◆ STATED EXERCISE: Pull each line containing "профіль" out of the data and copy it.

◆ STORED ROWS:
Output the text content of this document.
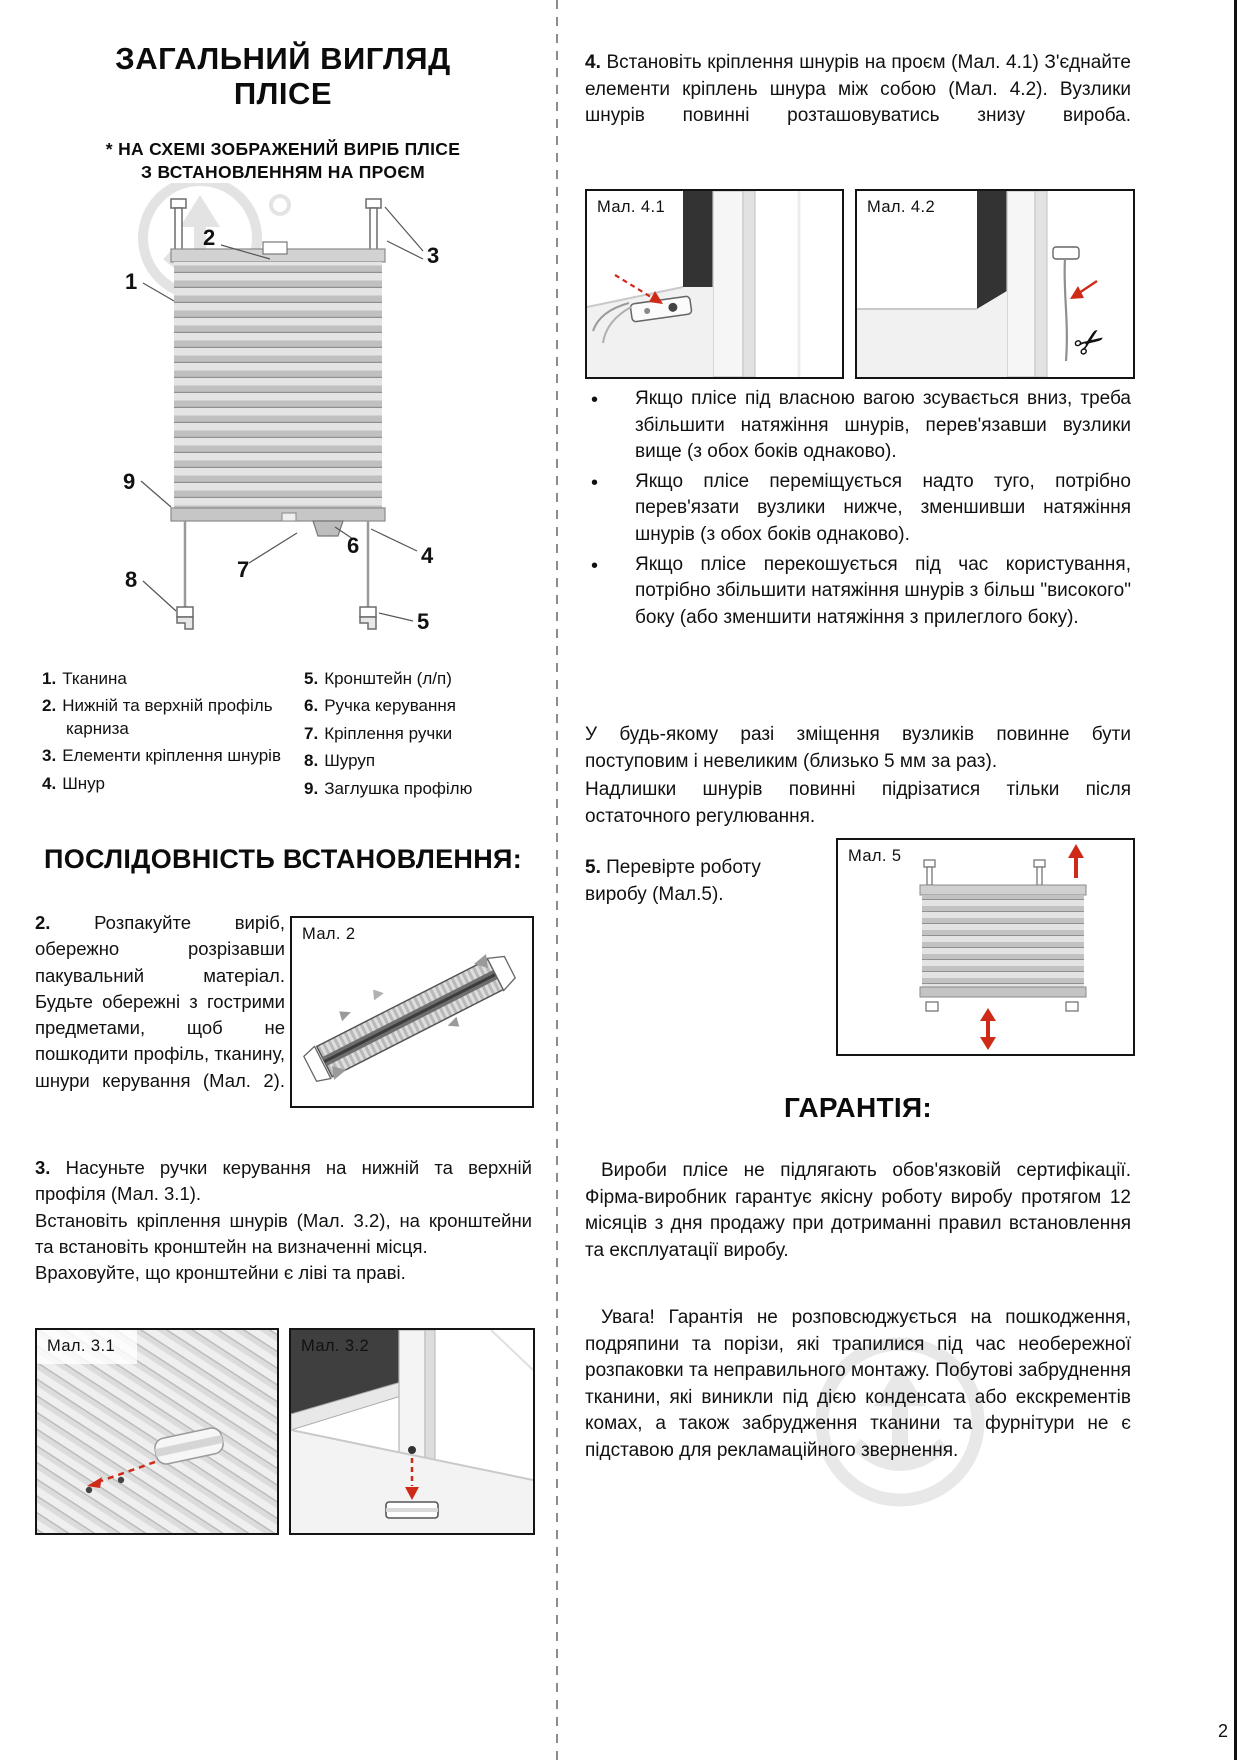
2
ЗАГАЛЬНИЙ ВИГЛЯД
ПЛІСЕ
* НА СХЕМІ ЗОБРАЖЕНИЙ ВИРІБ ПЛІСЕ
З ВСТАНОВЛЕННЯМ НА ПРОЄМ
1
2
3
4
5
6
7
8
9
1. Тканина
2. Нижній та верхній профіль карниза
3. Елементи кріплення шнурів
4. Шнур
5. Кронштейн (л/п)
6. Ручка керування
7. Кріплення ручки
8. Шуруп
9. Заглушка профілю
ПОСЛІДОВНІСТЬ ВСТАНОВЛЕННЯ:

2. Розпакуйте виріб, обережно розрізавши пакувальний матеріал. Будьте обережні з гострими предметами, щоб не пошкодити профіль, тканину, шнури керування (Мал. 2).

Мал. 2

3. Насуньте ручки керування на нижній та верхній профіля (Мал. 3.1).

Встановіть кріплення шнурів (Мал. 3.2), на кронштейни та встановіть кронштейн на визначенні місця.

Враховуйте, що кронштейни є ліві та праві.

Мал. 3.1	Мал. 3.2

4. Встановіть кріплення шнурів на проєм (Мал. 4.1) З'єднайте елементи кріплень шнура між собою (Мал. 4.2). Вузлики шнурів повинні розташовуватись знизу вироба.

Мал. 4.1	Мал. 4.2
✂
• Якщо плісе під власною вагою зсувається вниз, треба збільшити натяжіння шнурів, перев'язавши вузлики вище (з обох боків однаково).
• Якщо плісе переміщується надто туго, потрібно перев'язати вузлики нижче, зменшивши натяжіння шнурів (з обох боків однаково).
• Якщо плісе перекошується під час користування, потрібно збільшити натяжіння шнурів з більш "високого" боку (або зменшити натяжіння з прилеглого боку).

У будь-якому разі зміщення вузликів повинне бути поступовим і невеликим (близько 5 мм за раз).

Надлишки шнурів повинні підрізатися тільки після остаточного регулювання.

5. Перевірте роботу виробу (Мал.5).

Мал. 5
ГАРАНТІЯ:

Вироби плісе не підлягають обов'язковій сертифікації. Фірма-виробник гарантує якісну роботу виробу протягом 12 місяців з дня продажу при дотриманні правил встановлення та експлуатації виробу.

Увага! Гарантія не розповсюджується на пошкодження, подряпини та порізи, які трапилися під час необережної розпаковки та неправильного монтажу. Побутові забруднення тканини, які виникли під дією конденсата або екскрементів комах, а також забрудження тканини та фурнітури не є підставою для рекламаційного звернення.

◆ EXPECTED OUTPUT:
2. Нижній та верхній профіль карниза
2. Розпакуйте виріб, обережно розрізавши пакувальний матеріал. Будьте обережні з гострими предметами, щоб не пошкодити профіль, тканину, шнури керування (Мал. 2).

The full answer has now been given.